--- START OF DATASET ---
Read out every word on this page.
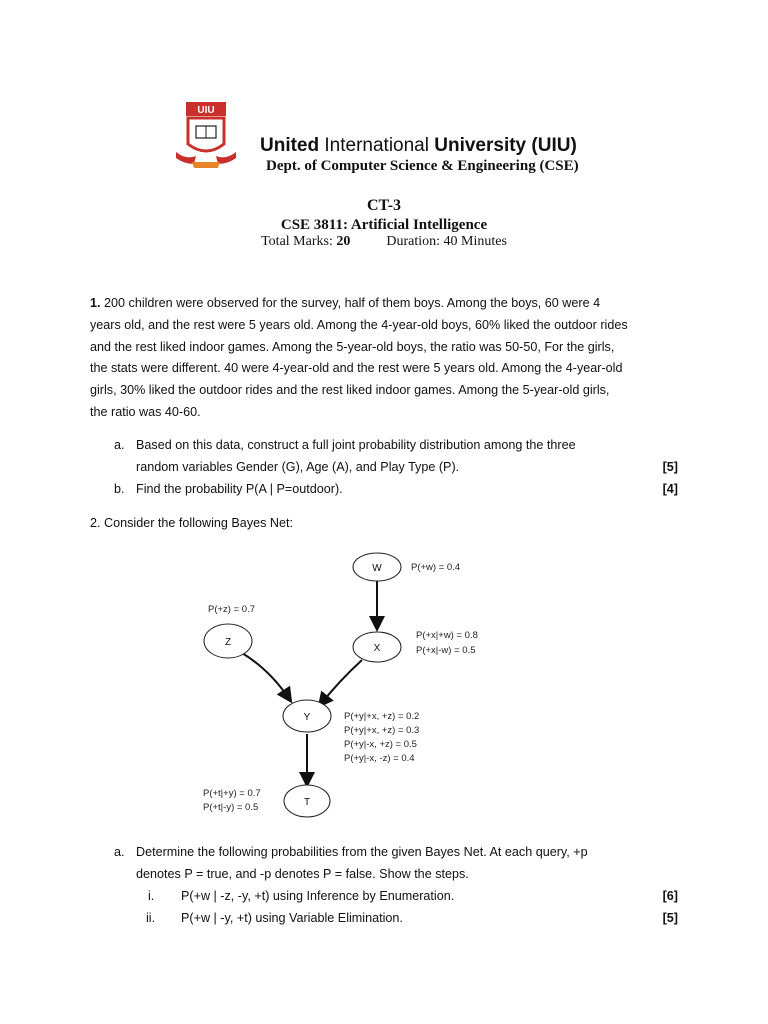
UIU
United International University (UIU)
Dept. of Computer Science & Engineering (CSE)
CT-3
CSE 3811: Artificial Intelligence
Total Marks: 20	Duration: 40 Minutes
1. 200 children were observed for the survey, half of them boys. Among the boys, 60 were 4
years old, and the rest were 5 years old. Among the 4-year-old boys, 60% liked the outdoor rides
and the rest liked indoor games. Among the 5-year-old boys, the ratio was 50-50, For the girls,
the stats were different. 40 were 4-year-old and the rest were 5 years old. Among the 4-year-old
girls, 30% liked the outdoor rides and the rest liked indoor games. Among the 5-year-old girls,
the ratio was 40-60.
a. Based on this data, construct a full joint probability distribution among the three
random variables Gender (G), Age (A), and Play Type (P).	[5]
b. Find the probability P(A | P=outdoor).	[4]
2. Consider the following Bayes Net:
W
Z
X
Y
T
P(+w) = 0.4
P(+z) = 0.7
P(+x|+w) = 0.8
P(+x|-w) = 0.5
P(+y|+x, +z) = 0.2
P(+y|+x, +z) = 0.3
P(+y|-x, +z) = 0.5
P(+y|-x, -z) = 0.4
P(+t|+y) = 0.7
P(+t|-y) = 0.5
a. Determine the following probabilities from the given Bayes Net. At each query, +p
denotes P = true, and -p denotes P = false. Show the steps.
i. P(+w | -z, -y, +t) using Inference by Enumeration.	[6]
ii. P(+w | -y, +t) using Variable Elimination.	[5]
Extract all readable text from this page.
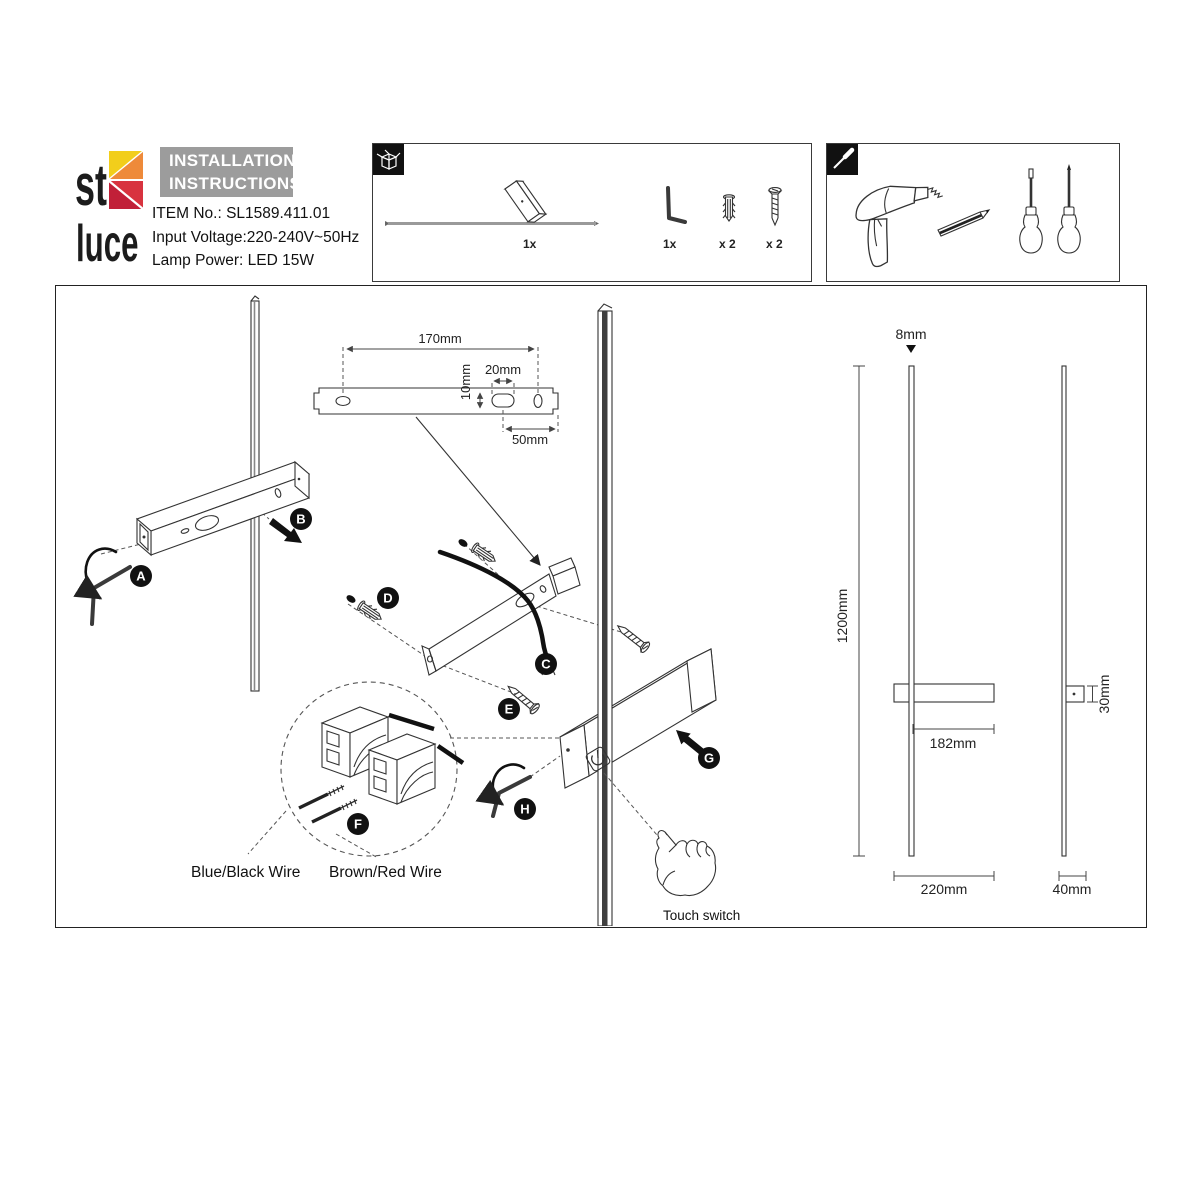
st
luce
INSTALLATION
INSTRUCTIONS
ITEM No.: SL1589.411.01
Input Voltage:220-240V~50Hz
Lamp Power: LED 15W
1x	1x	x 2	x 2
A
B
170mm
10mm 20mm
50mm
D
C
E
F
Blue/Black Wire Brown/Red Wire
G
H
Touch switch
1200mm
8mm
182mm
220mm
30mm
40mm
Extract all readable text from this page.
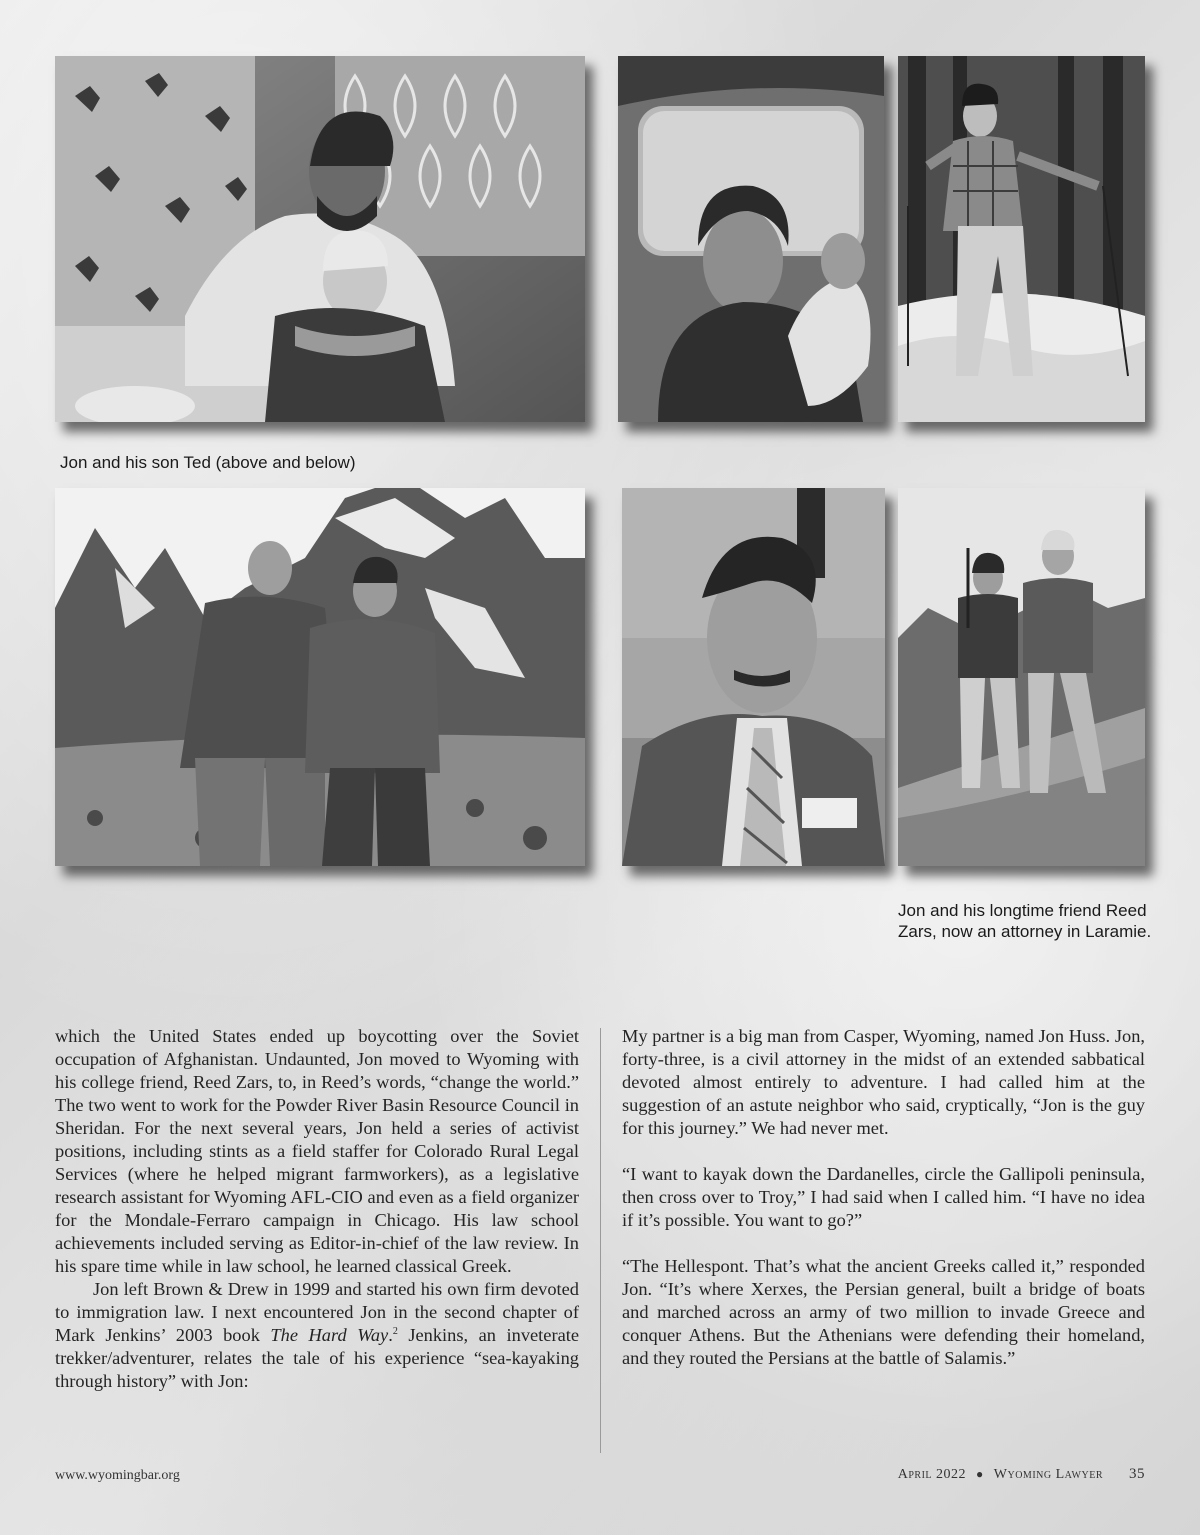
Jon and his son Ted (above and below)
Jon and his longtime friend Reed
Zars, now an attorney in Laramie.

which the United States ended up boycotting over the Soviet occupation of Afghanistan. Undaunted, Jon moved to Wyoming with his college friend, Reed Zars, to, in Reed’s words, “change the world.” The two went to work for the Powder River Basin Resource Council in Sheridan. For the next several years, Jon held a series of activist positions, including stints as a field staffer for Colorado Rural Legal Services (where he helped migrant farmworkers), as a legislative research assistant for Wyoming AFL-CIO and even as a field organizer for the Mondale-Ferraro campaign in Chicago. His law school achievements included serving as Editor-in-chief of the law review. In his spare time while in law school, he learned classical Greek.

Jon left Brown & Drew in 1999 and started his own firm devoted to immigration law. I next encountered Jon in the second chapter of Mark Jenkins’ 2003 book The Hard Way.$^2$ Jenkins, an inveterate trekker/adventurer, relates the tale of his experience “sea-kayaking through history” with Jon:

My partner is a big man from Casper, Wyoming, named Jon Huss. Jon, forty-three, is a civil attorney in the midst of an extended sabbatical devoted almost entirely to adventure. I had called him at the suggestion of an astute neighbor who said, cryptically, “Jon is the guy for this journey.” We had never met.

“I want to kayak down the Dardanelles, circle the Gallipoli peninsula, then cross over to Troy,” I had said when I called him. “I have no idea if it’s possible. You want to go?”

“The Hellespont. That’s what the ancient Greeks called it,” responded Jon. “It’s where Xerxes, the Persian general, built a bridge of boats and marched across an army of two million to invade Greece and conquer Athens. But the Athenians were defending their homeland, and they routed the Persians at the battle of Salamis.”

www.wyomingbar.org	April 2022 ● Wyoming Lawyer 35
--- END OF DATASET ---
**SET EXERCISE:** From the data above, write out everything exactly except the pictures.

**OUTPUT FOR THIS EXERCISE:**
Read out every word on this page.
UIU
United International University (UIU)
Dept. of Computer Science & Engineering (CSE)
CT-3
CSE 3811: Artificial Intelligence
Total Marks: 20	Duration: 40 Minutes
1. 200 children were observed for the survey, half of them boys. Among the boys, 60 were 4
years old, and the rest were 5 years old. Among the 4-year-old boys, 60% liked the outdoor rides
and the rest liked indoor games. Among the 5-year-old boys, the ratio was 50-50, For the girls,
the stats were different. 40 were 4-year-old and the rest were 5 years old. Among the 4-year-old
girls, 30% liked the outdoor rides and the rest liked indoor games. Among the 5-year-old girls,
the ratio was 40-60.
a. Based on this data, construct a full joint probability distribution among the three
random variables Gender (G), Age (A), and Play Type (P).	[5]
b. Find the probability P(A | P=outdoor).	[4]
2. Consider the following Bayes Net:
W
Z
X
Y
T
P(+w) = 0.4
P(+z) = 0.7
P(+x|+w) = 0.8
P(+x|-w) = 0.5
P(+y|+x, +z) = 0.2
P(+y|+x, +z) = 0.3
P(+y|-x, +z) = 0.5
P(+y|-x, -z) = 0.4
P(+t|+y) = 0.7
P(+t|-y) = 0.5
a. Determine the following probabilities from the given Bayes Net. At each query, +p
denotes P = true, and -p denotes P = false. Show the steps.
i. P(+w | -z, -y, +t) using Inference by Enumeration.	[6]
ii. P(+w | -y, +t) using Variable Elimination.	[5]
Extract all readable text from this page.
st
luce
INSTALLATION
INSTRUCTIONS
ITEM No.: SL1589.411.01
Input Voltage:220-240V~50Hz
Lamp Power: LED 15W
1x	1x	x 2	x 2
A
B
170mm
10mm 20mm
50mm
D
C
E
F
Blue/Black Wire Brown/Red Wire
G
H
Touch switch
1200mm
8mm
182mm
220mm
30mm
40mm
Extract all readable text from this page.
Jon and his son Ted (above and below)
Jon and his longtime friend Reed
Zars, now an attorney in Laramie.

which the United States ended up boycotting over the Soviet occupation of Afghanistan. Undaunted, Jon moved to Wyoming with his college friend, Reed Zars, to, in Reed’s words, “change the world.” The two went to work for the Powder River Basin Resource Council in Sheridan. For the next several years, Jon held a series of activist positions, including stints as a field staffer for Colorado Rural Legal Services (where he helped migrant farmworkers), as a legislative research assistant for Wyoming AFL-CIO and even as a field organizer for the Mondale-Ferraro campaign in Chicago. His law school achievements included serving as Editor-in-chief of the law review. In his spare time while in law school, he learned classical Greek.

Jon left Brown & Drew in 1999 and started his own firm devoted to immigration law. I next encountered Jon in the second chapter of Mark Jenkins’ 2003 book The Hard Way.$^2$ Jenkins, an inveterate trekker/adventurer, relates the tale of his experience “sea-kayaking through history” with Jon:

My partner is a big man from Casper, Wyoming, named Jon Huss. Jon, forty-three, is a civil attorney in the midst of an extended sabbatical devoted almost entirely to adventure. I had called him at the suggestion of an astute neighbor who said, cryptically, “Jon is the guy for this journey.” We had never met.

“I want to kayak down the Dardanelles, circle the Gallipoli peninsula, then cross over to Troy,” I had said when I called him. “I have no idea if it’s possible. You want to go?”

“The Hellespont. That’s what the ancient Greeks called it,” responded Jon. “It’s where Xerxes, the Persian general, built a bridge of boats and marched across an army of two million to invade Greece and conquer Athens. But the Athenians were defending their homeland, and they routed the Persians at the battle of Salamis.”

www.wyomingbar.org	April 2022 ● Wyoming Lawyer 35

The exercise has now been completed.